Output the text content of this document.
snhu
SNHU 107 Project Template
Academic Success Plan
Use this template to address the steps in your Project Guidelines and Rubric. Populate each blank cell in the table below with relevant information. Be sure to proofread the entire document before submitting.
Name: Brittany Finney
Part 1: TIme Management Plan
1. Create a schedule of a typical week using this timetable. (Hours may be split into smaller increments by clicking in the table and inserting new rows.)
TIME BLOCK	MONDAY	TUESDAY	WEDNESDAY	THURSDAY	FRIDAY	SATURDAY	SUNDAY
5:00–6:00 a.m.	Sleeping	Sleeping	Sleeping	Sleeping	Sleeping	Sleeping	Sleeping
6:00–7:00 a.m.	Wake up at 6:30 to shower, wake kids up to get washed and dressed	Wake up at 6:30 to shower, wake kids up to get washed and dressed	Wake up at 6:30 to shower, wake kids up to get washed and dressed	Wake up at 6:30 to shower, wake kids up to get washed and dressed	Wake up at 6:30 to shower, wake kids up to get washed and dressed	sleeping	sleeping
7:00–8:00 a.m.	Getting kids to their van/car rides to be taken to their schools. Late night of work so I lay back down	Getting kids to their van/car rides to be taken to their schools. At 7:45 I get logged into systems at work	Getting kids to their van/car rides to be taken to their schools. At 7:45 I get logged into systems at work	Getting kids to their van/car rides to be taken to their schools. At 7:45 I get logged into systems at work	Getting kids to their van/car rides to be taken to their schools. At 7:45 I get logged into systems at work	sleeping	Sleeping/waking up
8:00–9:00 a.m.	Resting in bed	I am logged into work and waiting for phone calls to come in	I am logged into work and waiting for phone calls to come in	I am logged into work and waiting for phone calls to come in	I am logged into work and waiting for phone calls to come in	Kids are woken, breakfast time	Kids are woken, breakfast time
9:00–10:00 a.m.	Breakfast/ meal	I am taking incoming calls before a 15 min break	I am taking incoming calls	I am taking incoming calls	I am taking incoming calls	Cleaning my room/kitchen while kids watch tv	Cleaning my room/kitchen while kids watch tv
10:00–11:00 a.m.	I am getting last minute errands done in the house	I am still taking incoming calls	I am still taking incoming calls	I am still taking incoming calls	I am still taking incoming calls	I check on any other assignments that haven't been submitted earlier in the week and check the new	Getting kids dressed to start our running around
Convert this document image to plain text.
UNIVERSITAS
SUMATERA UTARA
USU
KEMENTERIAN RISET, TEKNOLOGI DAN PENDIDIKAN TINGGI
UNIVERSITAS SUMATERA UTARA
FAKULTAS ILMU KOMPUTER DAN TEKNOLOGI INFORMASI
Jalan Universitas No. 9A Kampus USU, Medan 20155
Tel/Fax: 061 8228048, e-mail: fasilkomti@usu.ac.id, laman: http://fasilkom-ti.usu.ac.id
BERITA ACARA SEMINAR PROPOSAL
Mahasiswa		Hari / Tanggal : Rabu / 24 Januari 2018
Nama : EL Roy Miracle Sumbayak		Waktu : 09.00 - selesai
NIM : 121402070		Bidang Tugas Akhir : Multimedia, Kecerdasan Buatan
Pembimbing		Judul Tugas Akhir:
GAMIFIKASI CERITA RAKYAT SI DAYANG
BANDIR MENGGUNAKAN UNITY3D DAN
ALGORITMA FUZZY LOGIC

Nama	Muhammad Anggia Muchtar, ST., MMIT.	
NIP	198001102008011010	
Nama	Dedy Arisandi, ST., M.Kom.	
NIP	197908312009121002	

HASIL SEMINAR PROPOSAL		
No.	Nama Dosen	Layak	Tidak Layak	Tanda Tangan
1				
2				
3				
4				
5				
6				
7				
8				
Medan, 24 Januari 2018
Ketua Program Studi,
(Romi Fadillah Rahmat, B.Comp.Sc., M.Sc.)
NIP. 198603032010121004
········
§ WRITTEN TASK: Gather up every line in the data above that contains the word "PROPOSAL", copying each one.

§ COMPLETE OUTPUT:
BERITA ACARA SEMINAR PROPOSAL
HASIL SEMINAR PROPOSAL		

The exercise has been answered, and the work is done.